- _Aim of the exercise_: Output every entry exactly as written, but omit the pictures.

- _Task input_:
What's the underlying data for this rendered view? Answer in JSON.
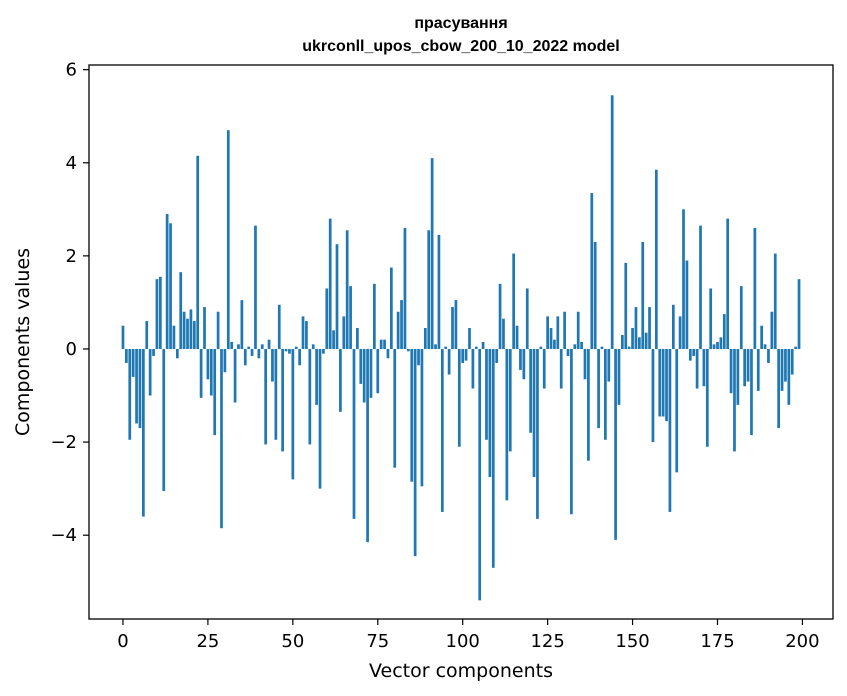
{
  "chart_data": {
    "type": "bar",
    "title": [
      "прасування",
      "ukrconll_upos_cbow_200_10_2022 model"
    ],
    "xlabel": "Vector components",
    "ylabel": "Components values",
    "xlim": [
      -10,
      209
    ],
    "ylim": [
      -5.8,
      6.1
    ],
    "x_ticks": [
      0,
      25,
      50,
      75,
      100,
      125,
      150,
      175,
      200
    ],
    "y_ticks": [
      6,
      4,
      2,
      0,
      -2,
      -4
    ],
    "y_tick_labels": [
      "6",
      "4",
      "2",
      "0",
      "−2",
      "−4"
    ],
    "bar_color": "#1f77b4",
    "grid": false,
    "legend": "none",
    "values": [
      0.5,
      -0.3,
      -1.95,
      -0.6,
      -1.6,
      -1.7,
      -3.6,
      0.6,
      -1.0,
      -0.15,
      1.5,
      1.55,
      -3.05,
      2.9,
      2.7,
      0.5,
      -0.2,
      1.65,
      0.8,
      0.65,
      0.85,
      0.6,
      4.15,
      -1.05,
      0.9,
      -0.65,
      -1.0,
      -1.85,
      0.8,
      -3.85,
      -0.5,
      4.7,
      0.15,
      -1.15,
      0.1,
      1.05,
      -0.35,
      0.05,
      -0.15,
      2.65,
      -0.2,
      0.1,
      -2.05,
      0.2,
      -0.7,
      -1.95,
      0.95,
      -2.2,
      -0.05,
      -0.1,
      -2.8,
      0.05,
      -0.35,
      0.7,
      0.6,
      -2.05,
      0.1,
      -1.2,
      -3.0,
      -0.1,
      1.3,
      2.8,
      0.4,
      2.25,
      -1.35,
      0.7,
      2.55,
      1.35,
      -3.65,
      0.45,
      -0.75,
      -1.15,
      -4.15,
      -1.05,
      1.4,
      -0.95,
      0.2,
      0.2,
      -0.2,
      1.75,
      -2.55,
      0.8,
      1.05,
      2.6,
      -0.05,
      -2.85,
      -4.45,
      -0.35,
      -2.95,
      0.45,
      2.55,
      4.1,
      0.1,
      2.45,
      -3.5,
      0.05,
      -0.55,
      0.9,
      1.05,
      -2.1,
      -0.3,
      -0.25,
      0.45,
      -0.85,
      0.05,
      -5.4,
      0.15,
      -1.95,
      -2.75,
      -4.7,
      -0.3,
      1.4,
      0.65,
      -3.25,
      -2.2,
      2.05,
      0.5,
      -0.45,
      -0.65,
      1.3,
      -1.8,
      -2.75,
      -3.65,
      0.05,
      -0.85,
      0.7,
      0.45,
      0.2,
      0.7,
      -0.85,
      0.8,
      -0.15,
      -3.55,
      0.1,
      0.8,
      0.15,
      -0.65,
      -2.4,
      3.35,
      2.3,
      -1.7,
      0.05,
      -1.95,
      -0.7,
      5.45,
      -4.1,
      -1.2,
      0.3,
      1.85,
      0.05,
      0.45,
      0.9,
      0.25,
      2.3,
      0.35,
      0.9,
      -2.0,
      3.85,
      -1.45,
      -1.45,
      -1.55,
      -3.5,
      0.95,
      -2.65,
      0.7,
      3.0,
      1.9,
      -0.25,
      -0.15,
      -0.85,
      2.65,
      -0.8,
      -2.1,
      1.3,
      0.1,
      0.15,
      0.25,
      0.75,
      2.8,
      -0.95,
      -2.2,
      -1.2,
      1.35,
      -0.8,
      -0.7,
      -1.85,
      2.6,
      -0.9,
      0.5,
      0.1,
      -0.3,
      0.8,
      2.05,
      -1.7,
      -0.9,
      -0.7,
      -1.2,
      -0.55,
      0.05,
      1.5
    ]
  }
}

- _Expected output_:
What's the underlying data for this rendered view? Answer in JSON.
{
  "chart_data": {
    "type": "bar",
    "title": [
      "прасування",
      "ukrconll_upos_cbow_200_10_2022 model"
    ],
    "xlabel": "Vector components",
    "ylabel": "Components values",
    "xlim": [
      -10,
      209
    ],
    "ylim": [
      -5.8,
      6.1
    ],
    "x_ticks": [
      0,
      25,
      50,
      75,
      100,
      125,
      150,
      175,
      200
    ],
    "y_ticks": [
      6,
      4,
      2,
      0,
      -2,
      -4
    ],
    "y_tick_labels": [
      "6",
      "4",
      "2",
      "0",
      "−2",
      "−4"
    ],
    "bar_color": "#1f77b4",
    "grid": false,
    "legend": "none",
    "values": [
      0.5,
      -0.3,
      -1.95,
      -0.6,
      -1.6,
      -1.7,
      -3.6,
      0.6,
      -1.0,
      -0.15,
      1.5,
      1.55,
      -3.05,
      2.9,
      2.7,
      0.5,
      -0.2,
      1.65,
      0.8,
      0.65,
      0.85,
      0.6,
      4.15,
      -1.05,
      0.9,
      -0.65,
      -1.0,
      -1.85,
      0.8,
      -3.85,
      -0.5,
      4.7,
      0.15,
      -1.15,
      0.1,
      1.05,
      -0.35,
      0.05,
      -0.15,
      2.65,
      -0.2,
      0.1,
      -2.05,
      0.2,
      -0.7,
      -1.95,
      0.95,
      -2.2,
      -0.05,
      -0.1,
      -2.8,
      0.05,
      -0.35,
      0.7,
      0.6,
      -2.05,
      0.1,
      -1.2,
      -3.0,
      -0.1,
      1.3,
      2.8,
      0.4,
      2.25,
      -1.35,
      0.7,
      2.55,
      1.35,
      -3.65,
      0.45,
      -0.75,
      -1.15,
      -4.15,
      -1.05,
      1.4,
      -0.95,
      0.2,
      0.2,
      -0.2,
      1.75,
      -2.55,
      0.8,
      1.05,
      2.6,
      -0.05,
      -2.85,
      -4.45,
      -0.35,
      -2.95,
      0.45,
      2.55,
      4.1,
      0.1,
      2.45,
      -3.5,
      0.05,
      -0.55,
      0.9,
      1.05,
      -2.1,
      -0.3,
      -0.25,
      0.45,
      -0.85,
      0.05,
      -5.4,
      0.15,
      -1.95,
      -2.75,
      -4.7,
      -0.3,
      1.4,
      0.65,
      -3.25,
      -2.2,
      2.05,
      0.5,
      -0.45,
      -0.65,
      1.3,
      -1.8,
      -2.75,
      -3.65,
      0.05,
      -0.85,
      0.7,
      0.45,
      0.2,
      0.7,
      -0.85,
      0.8,
      -0.15,
      -3.55,
      0.1,
      0.8,
      0.15,
      -0.65,
      -2.4,
      3.35,
      2.3,
      -1.7,
      0.05,
      -1.95,
      -0.7,
      5.45,
      -4.1,
      -1.2,
      0.3,
      1.85,
      0.05,
      0.45,
      0.9,
      0.25,
      2.3,
      0.35,
      0.9,
      -2.0,
      3.85,
      -1.45,
      -1.45,
      -1.55,
      -3.5,
      0.95,
      -2.65,
      0.7,
      3.0,
      1.9,
      -0.25,
      -0.15,
      -0.85,
      2.65,
      -0.8,
      -2.1,
      1.3,
      0.1,
      0.15,
      0.25,
      0.75,
      2.8,
      -0.95,
      -2.2,
      -1.2,
      1.35,
      -0.8,
      -0.7,
      -1.85,
      2.6,
      -0.9,
      0.5,
      0.1,
      -0.3,
      0.8,
      2.05,
      -1.7,
      -0.9,
      -0.7,
      -1.2,
      -0.55,
      0.05,
      1.5
    ]
  }
}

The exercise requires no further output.